Entries provided:

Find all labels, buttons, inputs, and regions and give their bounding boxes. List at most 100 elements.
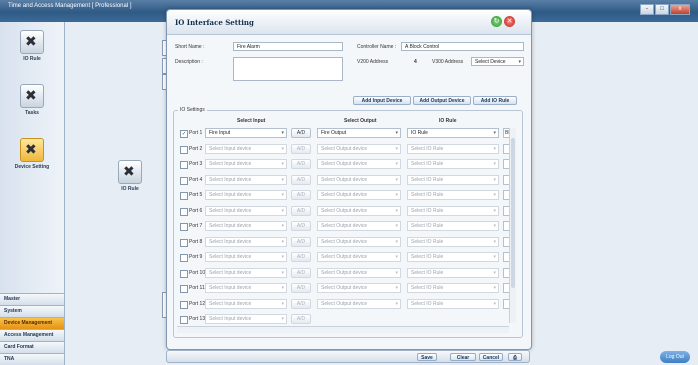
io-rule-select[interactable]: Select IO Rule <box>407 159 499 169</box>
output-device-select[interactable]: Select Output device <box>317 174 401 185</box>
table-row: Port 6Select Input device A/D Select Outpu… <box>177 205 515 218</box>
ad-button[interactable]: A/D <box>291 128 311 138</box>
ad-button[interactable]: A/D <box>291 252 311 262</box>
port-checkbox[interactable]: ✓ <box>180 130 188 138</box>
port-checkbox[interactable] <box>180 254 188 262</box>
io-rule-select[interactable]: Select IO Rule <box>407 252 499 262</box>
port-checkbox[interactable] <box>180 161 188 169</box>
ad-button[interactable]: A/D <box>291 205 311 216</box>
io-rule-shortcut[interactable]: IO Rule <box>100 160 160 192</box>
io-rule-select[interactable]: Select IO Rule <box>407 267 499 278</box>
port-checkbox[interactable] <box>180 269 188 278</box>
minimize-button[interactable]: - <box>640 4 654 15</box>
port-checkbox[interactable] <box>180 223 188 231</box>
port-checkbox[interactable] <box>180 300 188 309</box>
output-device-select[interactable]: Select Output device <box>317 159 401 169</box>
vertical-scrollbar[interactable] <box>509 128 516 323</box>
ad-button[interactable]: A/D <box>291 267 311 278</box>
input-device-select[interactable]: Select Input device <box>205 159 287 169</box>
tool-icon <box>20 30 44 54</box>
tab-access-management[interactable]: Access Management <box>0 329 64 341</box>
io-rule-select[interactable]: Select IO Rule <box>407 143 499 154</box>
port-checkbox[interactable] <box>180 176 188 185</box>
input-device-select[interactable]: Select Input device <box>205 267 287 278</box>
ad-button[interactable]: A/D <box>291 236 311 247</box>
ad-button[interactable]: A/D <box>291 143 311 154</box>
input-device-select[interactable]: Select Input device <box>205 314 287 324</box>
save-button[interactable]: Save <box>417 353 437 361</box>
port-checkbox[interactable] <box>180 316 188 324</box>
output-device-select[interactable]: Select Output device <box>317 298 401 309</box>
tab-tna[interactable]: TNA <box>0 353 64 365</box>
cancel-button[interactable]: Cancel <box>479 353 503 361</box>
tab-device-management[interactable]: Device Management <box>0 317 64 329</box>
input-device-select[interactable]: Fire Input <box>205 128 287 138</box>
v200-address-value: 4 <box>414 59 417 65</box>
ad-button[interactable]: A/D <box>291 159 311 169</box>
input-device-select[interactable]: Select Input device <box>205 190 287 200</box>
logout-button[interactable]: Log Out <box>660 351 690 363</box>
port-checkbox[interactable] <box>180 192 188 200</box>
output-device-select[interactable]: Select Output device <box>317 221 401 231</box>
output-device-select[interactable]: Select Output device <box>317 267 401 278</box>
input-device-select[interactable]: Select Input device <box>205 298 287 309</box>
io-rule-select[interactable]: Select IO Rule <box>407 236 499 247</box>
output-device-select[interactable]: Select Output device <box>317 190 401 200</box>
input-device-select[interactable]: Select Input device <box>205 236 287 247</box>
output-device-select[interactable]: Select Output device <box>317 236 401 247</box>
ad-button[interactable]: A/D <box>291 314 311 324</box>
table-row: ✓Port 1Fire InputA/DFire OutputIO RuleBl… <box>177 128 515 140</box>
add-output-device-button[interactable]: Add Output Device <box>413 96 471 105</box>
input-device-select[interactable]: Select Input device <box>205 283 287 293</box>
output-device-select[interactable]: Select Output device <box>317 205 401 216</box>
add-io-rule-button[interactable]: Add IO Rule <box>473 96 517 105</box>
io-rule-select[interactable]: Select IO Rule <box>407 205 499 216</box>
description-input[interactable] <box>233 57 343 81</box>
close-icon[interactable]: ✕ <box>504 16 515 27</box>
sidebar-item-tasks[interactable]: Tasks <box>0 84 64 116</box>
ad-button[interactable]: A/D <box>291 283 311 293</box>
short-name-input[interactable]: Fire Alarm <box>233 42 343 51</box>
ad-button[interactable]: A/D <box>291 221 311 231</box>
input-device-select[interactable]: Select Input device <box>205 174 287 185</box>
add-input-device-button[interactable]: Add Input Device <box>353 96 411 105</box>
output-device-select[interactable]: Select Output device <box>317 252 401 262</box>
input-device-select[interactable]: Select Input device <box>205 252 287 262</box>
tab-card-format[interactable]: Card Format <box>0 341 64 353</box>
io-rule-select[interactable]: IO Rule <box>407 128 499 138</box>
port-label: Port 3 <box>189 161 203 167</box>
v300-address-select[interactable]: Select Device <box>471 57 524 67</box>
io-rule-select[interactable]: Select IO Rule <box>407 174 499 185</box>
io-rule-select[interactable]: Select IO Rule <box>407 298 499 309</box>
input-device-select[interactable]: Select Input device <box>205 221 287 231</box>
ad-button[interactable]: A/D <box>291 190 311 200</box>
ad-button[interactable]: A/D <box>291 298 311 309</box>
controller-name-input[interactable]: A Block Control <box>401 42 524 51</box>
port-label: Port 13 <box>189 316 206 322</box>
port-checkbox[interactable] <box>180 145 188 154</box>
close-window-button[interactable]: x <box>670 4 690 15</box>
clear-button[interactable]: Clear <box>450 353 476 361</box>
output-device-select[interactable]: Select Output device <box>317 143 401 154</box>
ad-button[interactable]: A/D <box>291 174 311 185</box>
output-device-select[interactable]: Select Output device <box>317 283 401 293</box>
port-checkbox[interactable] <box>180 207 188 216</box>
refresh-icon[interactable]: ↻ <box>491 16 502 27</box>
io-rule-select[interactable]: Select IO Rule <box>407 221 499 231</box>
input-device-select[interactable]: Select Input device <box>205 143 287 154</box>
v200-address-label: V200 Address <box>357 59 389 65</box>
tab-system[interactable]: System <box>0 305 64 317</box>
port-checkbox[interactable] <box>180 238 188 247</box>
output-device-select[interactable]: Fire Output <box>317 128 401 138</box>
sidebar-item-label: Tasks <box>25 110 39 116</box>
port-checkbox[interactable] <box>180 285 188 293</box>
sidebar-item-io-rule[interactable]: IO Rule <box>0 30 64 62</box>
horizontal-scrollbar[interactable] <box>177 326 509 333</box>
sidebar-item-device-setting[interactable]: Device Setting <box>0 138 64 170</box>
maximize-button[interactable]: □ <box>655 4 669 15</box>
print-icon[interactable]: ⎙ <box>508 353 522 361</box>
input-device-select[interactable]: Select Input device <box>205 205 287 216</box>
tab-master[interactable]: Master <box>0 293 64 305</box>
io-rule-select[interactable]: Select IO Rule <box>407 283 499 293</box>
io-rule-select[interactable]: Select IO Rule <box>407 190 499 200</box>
==
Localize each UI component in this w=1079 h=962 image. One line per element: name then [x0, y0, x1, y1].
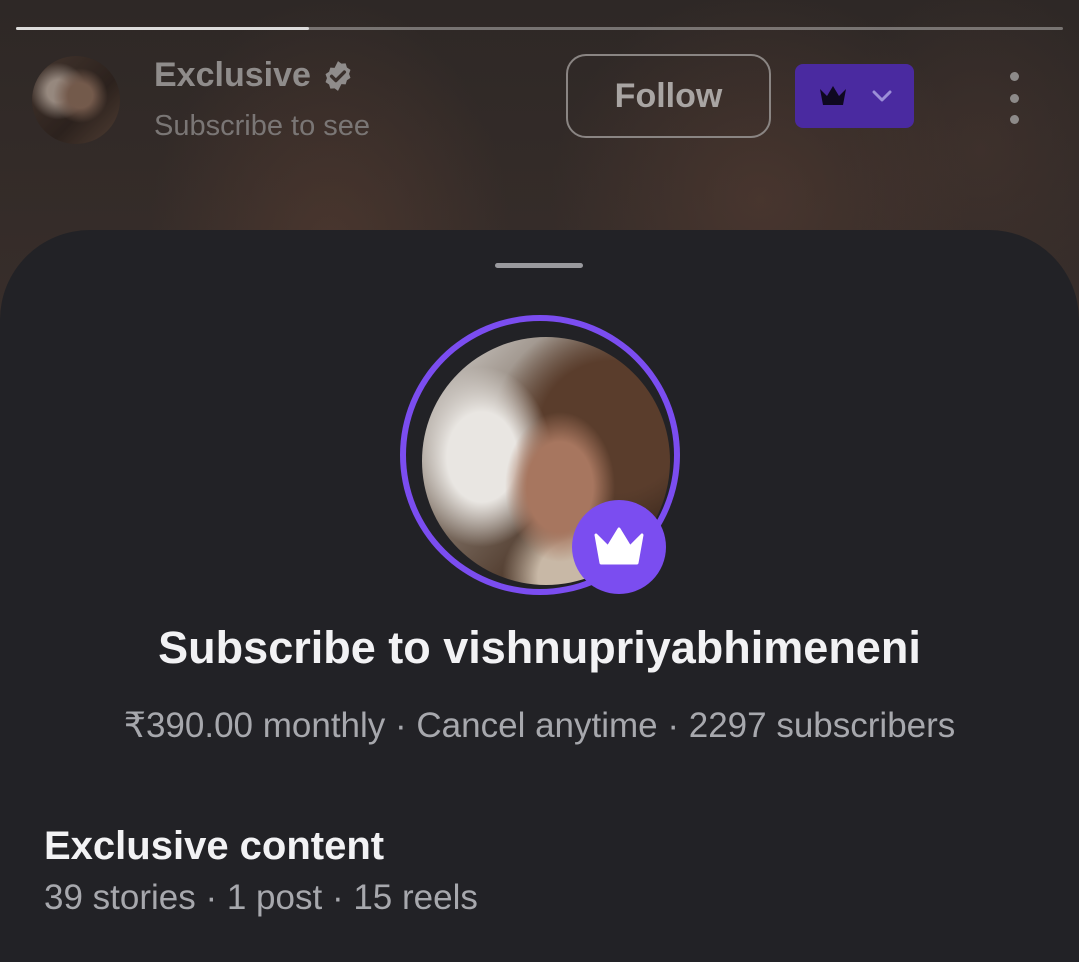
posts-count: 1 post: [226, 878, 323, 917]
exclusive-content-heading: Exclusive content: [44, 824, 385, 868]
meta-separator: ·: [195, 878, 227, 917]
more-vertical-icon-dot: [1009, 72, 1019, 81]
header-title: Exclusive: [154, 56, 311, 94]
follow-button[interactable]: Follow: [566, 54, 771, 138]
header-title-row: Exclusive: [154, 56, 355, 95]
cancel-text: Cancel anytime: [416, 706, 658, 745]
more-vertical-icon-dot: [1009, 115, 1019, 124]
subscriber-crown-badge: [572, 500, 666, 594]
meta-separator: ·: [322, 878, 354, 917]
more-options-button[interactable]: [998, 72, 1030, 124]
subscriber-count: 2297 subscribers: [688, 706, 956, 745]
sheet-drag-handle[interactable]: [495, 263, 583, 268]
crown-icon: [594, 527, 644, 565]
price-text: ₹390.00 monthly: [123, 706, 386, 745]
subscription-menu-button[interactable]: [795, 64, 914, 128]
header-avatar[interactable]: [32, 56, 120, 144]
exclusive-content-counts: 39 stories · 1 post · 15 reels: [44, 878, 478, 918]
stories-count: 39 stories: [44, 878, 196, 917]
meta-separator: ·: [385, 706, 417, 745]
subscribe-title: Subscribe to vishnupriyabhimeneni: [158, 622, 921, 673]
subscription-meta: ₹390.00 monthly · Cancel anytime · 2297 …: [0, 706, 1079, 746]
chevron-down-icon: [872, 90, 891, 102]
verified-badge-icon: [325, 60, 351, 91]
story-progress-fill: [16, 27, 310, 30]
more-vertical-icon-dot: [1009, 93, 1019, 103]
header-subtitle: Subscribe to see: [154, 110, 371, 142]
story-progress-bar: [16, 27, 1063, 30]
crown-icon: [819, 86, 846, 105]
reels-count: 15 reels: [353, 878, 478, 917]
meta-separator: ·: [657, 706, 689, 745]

What you should do: Select every line of the data above that contains the string "monthly", matching case exactly.

Result of the exercise:
price-text: ₹390.00 monthly: [123, 706, 386, 745]
subscription-meta: ₹390.00 monthly · Cancel anytime · 2297 …: [0, 706, 1079, 746]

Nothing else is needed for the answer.